Data items:
━━━

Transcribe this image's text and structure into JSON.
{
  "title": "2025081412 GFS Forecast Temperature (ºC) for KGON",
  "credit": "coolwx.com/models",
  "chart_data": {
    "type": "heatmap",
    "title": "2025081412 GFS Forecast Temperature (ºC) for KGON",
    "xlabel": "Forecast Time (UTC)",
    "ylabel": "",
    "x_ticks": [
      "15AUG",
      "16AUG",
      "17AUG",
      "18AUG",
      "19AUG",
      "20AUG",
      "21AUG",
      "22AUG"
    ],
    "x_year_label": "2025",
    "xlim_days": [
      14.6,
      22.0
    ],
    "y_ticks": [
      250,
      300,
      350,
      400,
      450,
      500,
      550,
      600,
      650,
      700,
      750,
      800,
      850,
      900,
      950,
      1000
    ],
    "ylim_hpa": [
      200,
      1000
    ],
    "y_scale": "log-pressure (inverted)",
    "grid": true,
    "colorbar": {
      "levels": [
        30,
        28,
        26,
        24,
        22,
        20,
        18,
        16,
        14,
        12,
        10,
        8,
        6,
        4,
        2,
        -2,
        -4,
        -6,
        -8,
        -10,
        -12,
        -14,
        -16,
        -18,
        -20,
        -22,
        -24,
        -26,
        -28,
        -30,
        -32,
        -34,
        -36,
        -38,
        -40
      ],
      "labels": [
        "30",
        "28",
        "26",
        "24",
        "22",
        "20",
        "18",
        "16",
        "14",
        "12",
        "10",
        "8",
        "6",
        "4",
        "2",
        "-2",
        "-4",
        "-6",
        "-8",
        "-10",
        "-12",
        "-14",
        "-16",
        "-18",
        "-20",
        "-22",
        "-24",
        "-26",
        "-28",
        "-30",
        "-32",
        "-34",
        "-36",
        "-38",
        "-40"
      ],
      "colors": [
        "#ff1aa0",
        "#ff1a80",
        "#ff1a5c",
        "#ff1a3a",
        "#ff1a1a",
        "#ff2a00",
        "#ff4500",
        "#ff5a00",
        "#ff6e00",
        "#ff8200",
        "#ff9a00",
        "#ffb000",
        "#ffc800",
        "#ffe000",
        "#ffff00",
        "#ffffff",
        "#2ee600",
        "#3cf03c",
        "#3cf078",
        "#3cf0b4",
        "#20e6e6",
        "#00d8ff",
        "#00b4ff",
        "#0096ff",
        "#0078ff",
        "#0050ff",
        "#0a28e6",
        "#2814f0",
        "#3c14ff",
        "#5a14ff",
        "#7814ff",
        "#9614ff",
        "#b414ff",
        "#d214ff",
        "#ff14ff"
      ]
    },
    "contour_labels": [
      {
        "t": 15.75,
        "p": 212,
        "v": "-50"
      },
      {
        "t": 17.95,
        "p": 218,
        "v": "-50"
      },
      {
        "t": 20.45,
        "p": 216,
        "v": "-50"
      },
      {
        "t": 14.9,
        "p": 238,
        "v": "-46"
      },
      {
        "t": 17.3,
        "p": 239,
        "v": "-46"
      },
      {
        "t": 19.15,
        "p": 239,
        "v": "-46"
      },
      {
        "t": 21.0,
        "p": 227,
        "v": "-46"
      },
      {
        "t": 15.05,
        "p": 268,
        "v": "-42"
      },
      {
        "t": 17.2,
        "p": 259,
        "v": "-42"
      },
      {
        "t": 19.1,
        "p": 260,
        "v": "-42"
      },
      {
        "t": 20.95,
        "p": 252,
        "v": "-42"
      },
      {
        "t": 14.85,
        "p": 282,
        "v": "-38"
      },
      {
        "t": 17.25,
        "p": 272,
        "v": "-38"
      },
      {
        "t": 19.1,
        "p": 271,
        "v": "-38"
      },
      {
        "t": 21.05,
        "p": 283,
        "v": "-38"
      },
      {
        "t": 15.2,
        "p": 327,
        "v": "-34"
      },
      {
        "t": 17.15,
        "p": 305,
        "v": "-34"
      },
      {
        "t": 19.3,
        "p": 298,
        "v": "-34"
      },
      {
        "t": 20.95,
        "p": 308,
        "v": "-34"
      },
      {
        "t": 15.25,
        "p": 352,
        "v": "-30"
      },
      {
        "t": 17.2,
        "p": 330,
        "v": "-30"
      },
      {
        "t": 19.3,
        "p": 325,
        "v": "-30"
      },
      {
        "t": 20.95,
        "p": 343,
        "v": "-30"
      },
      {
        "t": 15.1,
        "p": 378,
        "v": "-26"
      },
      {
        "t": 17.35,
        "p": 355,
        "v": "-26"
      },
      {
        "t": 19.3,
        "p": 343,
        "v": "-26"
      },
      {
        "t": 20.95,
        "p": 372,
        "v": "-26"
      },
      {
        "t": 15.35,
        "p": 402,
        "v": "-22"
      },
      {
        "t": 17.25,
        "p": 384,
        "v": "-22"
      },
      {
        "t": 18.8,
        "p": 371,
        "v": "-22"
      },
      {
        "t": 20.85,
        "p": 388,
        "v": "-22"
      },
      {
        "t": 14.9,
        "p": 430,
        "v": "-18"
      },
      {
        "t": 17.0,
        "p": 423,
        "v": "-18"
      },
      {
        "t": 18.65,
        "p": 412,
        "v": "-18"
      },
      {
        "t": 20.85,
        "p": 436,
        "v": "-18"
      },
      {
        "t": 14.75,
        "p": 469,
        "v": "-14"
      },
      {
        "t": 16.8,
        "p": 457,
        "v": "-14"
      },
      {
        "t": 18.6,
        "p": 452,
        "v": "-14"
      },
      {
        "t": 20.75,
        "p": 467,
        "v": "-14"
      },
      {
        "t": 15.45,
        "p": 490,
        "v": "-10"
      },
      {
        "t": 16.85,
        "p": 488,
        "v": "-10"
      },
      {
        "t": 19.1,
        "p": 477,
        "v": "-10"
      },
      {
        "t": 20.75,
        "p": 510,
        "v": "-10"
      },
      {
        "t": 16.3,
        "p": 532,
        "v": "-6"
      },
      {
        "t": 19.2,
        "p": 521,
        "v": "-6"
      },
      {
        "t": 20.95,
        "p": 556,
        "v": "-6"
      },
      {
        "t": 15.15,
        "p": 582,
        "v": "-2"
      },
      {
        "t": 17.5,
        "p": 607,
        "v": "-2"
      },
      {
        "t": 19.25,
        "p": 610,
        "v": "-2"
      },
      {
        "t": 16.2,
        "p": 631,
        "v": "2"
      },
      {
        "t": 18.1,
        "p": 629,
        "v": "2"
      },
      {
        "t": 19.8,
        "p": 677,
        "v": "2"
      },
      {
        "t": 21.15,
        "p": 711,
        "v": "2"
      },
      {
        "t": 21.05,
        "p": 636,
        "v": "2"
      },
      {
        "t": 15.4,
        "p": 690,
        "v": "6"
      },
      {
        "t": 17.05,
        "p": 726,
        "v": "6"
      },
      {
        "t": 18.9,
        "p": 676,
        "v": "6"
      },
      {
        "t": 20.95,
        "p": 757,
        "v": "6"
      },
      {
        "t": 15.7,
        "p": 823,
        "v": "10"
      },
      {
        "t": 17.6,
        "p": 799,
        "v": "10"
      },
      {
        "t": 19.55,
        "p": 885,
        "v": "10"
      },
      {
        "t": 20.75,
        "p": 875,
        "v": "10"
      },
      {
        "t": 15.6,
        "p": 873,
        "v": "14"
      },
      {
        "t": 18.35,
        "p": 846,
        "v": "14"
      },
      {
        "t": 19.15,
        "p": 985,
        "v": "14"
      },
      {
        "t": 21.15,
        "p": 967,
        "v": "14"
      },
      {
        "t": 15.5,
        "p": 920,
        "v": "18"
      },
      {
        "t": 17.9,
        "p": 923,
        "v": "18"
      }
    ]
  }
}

━━━

* Aim
Where a line holds "Forecast", copy that line.

* Problem solution
  "title": "2025081412 GFS Forecast Temperature (ºC) for KGON",
    "title": "2025081412 GFS Forecast Temperature (ºC) for KGON",
    "xlabel": "Forecast Time (UTC)",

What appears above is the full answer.